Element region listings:
= = = = = = =

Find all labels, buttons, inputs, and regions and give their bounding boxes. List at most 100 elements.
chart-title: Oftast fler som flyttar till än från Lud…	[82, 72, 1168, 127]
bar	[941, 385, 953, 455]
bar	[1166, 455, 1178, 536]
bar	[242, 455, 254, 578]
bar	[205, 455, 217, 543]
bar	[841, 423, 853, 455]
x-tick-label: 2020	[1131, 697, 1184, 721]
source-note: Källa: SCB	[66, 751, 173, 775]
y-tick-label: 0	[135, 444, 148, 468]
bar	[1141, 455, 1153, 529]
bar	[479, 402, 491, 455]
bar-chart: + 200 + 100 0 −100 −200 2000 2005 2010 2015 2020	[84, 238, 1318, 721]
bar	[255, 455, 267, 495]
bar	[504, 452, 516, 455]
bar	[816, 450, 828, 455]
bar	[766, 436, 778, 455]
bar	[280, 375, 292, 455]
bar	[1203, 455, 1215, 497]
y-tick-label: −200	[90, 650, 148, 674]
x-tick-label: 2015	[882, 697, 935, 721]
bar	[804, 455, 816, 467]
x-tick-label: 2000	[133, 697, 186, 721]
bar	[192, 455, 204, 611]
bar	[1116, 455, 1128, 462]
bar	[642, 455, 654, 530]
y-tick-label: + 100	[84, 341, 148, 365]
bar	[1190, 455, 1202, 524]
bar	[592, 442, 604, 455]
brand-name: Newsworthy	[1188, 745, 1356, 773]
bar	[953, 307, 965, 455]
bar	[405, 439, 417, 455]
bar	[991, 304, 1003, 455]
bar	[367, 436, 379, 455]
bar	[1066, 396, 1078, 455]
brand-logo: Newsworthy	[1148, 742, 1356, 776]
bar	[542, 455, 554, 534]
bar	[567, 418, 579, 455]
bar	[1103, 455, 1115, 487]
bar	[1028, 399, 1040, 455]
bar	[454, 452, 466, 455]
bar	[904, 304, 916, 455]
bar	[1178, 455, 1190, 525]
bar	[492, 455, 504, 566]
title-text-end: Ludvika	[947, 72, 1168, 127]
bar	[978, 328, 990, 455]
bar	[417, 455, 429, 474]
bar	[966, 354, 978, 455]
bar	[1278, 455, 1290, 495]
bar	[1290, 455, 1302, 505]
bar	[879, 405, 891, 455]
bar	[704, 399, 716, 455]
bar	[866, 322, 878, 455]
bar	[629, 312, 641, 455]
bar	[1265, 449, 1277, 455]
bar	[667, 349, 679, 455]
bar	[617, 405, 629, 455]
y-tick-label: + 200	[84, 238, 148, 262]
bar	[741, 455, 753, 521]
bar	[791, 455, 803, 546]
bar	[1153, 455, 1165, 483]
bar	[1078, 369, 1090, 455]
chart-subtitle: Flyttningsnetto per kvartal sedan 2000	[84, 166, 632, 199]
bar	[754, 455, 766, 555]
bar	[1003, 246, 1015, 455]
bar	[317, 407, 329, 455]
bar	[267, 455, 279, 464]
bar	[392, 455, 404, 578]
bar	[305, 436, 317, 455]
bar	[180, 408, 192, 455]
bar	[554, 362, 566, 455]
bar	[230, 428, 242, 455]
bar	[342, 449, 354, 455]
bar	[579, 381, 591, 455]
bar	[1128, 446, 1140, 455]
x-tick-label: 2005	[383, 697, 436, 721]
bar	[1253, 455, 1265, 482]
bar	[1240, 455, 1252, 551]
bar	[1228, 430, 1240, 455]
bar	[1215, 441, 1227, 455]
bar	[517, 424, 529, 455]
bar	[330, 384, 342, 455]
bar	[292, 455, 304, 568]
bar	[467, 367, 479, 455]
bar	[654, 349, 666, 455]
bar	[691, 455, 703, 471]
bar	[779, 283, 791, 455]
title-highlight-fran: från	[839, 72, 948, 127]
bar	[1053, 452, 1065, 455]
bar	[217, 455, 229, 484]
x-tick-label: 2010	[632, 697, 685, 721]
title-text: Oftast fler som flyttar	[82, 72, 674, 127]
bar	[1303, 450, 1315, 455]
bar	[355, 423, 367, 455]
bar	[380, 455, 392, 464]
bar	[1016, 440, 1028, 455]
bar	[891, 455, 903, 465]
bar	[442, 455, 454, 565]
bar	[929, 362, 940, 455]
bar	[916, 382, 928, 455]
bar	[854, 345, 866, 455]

= = = = = = =

Lay out the stretch of lines from the start through the line containing "751, 173, 775]" as a numbered list, leaving out any blank lines.

Solved problem:
1. Find all labels, buttons, inputs, and regions and give their bounding boxes. List at most 100 elements.
2. chart-title: Oftast fler som flyttar till än från Lud…	[82, 72, 1168, 127]
3. bar	[941, 385, 953, 455]
4. bar	[1166, 455, 1178, 536]
5. bar	[242, 455, 254, 578]
6. bar	[205, 455, 217, 543]
7. bar	[841, 423, 853, 455]
8. x-tick-label: 2020	[1131, 697, 1184, 721]
9. source-note: Källa: SCB	[66, 751, 173, 775]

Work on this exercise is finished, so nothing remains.